= INSTRUCTIONS TO FOLLOW =
Reproduce the passage of the mealworm pupation lesson from "If the first" to "which is cannibalism.".

= SELECTED EXCERPT =
[Start of section]

Lesson #4: Pupation
>> Pupae are the third and penultimate developmental stage of mealworm. Once the larvae pupate, the beetles hatch after about 10 days.
If the first mealworms start to pupate, sooner or later, you will find pupae that have dark spots on them. The darkening is caused by an enzyme at the site of the pupa’s injury, which some mealworm might have feasted on. An injured pupa, even if it continues to survive, has only a minimal chance of hatching into a healthy beetle (healthy pupa on the left in the picture, damaged on the right). This brings us to the most significant issue that we must deal with when cultivating the next generation of mealworms, which is cannibalism.
Mealworm – pupae
While this problem is unnoticeable during the rearing of individual mealworms, losses are substantial when rearing all other developmental stages. Mealworms and beetles both enjoy feasting on pupae and eggs, especially when they are exposed to hunger or a lack of fluids. Mixed breeding is, therefore, very inefficient, and we must attempt to separate the individual developmental stages from each other.
Pupation occurs in mealworm larvae under ideal conditions, approximately ten weeks after hatching. The exoskeleton of a larva that rested in a “C” position for a week cracks on its back, and within minutes, a complete pupa emerges from it. Once the shedding process is complete, the pupa does not take any food and without external stimulus will not move.
If you don’t have a very large breeding operation and, on the contrary, have enough time and patience, the intricate pupation process may not interest you much. All pupae just need to be regularly collected and set aside for hatching. Problem solved.
A more experienced breeder, however, will appreciate a less time-consuming procedure.

[End of section]

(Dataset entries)
[Start of section]

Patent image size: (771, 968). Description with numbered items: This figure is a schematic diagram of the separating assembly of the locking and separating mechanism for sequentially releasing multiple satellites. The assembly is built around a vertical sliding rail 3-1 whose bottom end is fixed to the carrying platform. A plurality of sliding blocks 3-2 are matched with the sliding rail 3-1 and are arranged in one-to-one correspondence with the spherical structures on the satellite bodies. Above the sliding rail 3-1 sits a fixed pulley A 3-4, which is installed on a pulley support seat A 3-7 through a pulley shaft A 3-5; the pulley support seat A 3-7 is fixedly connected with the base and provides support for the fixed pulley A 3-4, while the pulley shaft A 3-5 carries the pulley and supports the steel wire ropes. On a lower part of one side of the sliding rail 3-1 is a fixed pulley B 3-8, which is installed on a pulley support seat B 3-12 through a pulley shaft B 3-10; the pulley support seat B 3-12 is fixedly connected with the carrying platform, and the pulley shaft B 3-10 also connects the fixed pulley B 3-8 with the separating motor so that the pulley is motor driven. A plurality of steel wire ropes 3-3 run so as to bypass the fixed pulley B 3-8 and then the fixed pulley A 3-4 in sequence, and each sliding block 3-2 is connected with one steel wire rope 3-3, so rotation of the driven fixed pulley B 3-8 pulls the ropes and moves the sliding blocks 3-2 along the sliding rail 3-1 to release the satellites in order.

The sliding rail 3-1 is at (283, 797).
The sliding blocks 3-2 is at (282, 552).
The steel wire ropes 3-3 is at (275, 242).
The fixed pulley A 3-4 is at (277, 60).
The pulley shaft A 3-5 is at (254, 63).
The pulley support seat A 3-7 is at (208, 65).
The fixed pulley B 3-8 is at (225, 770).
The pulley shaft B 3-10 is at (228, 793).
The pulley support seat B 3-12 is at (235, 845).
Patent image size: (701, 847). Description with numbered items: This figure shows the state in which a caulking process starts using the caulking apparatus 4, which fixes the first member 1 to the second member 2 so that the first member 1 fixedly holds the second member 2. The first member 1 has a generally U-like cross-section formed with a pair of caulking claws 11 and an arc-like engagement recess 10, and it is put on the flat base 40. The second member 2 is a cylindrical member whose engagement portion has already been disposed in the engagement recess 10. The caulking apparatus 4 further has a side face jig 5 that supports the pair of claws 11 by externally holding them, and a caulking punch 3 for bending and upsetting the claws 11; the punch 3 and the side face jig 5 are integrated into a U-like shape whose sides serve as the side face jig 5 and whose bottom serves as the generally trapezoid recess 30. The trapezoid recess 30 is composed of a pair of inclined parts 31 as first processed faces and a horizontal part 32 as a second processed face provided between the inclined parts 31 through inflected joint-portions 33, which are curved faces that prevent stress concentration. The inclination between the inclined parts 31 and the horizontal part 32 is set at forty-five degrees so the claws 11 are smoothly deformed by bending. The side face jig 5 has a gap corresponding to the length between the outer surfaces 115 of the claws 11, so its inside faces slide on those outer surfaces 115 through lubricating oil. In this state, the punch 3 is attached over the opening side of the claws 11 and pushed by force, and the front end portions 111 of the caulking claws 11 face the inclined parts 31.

[End of section]

= RESULT OF THE TASK =
If the first mealworms start to pupate, sooner or later, you will find pupae that have dark spots on them. The darkening is caused by an enzyme at the site of the pupa’s injury, which some mealworm might have feasted on. An injured pupa, even if it continues to survive, has only a minimal chance of hatching into a healthy beetle (healthy pupa on the left in the picture, damaged on the right). This brings us to the most significant issue that we must deal with when cultivating the next generation of mealworms, which is cannibalism.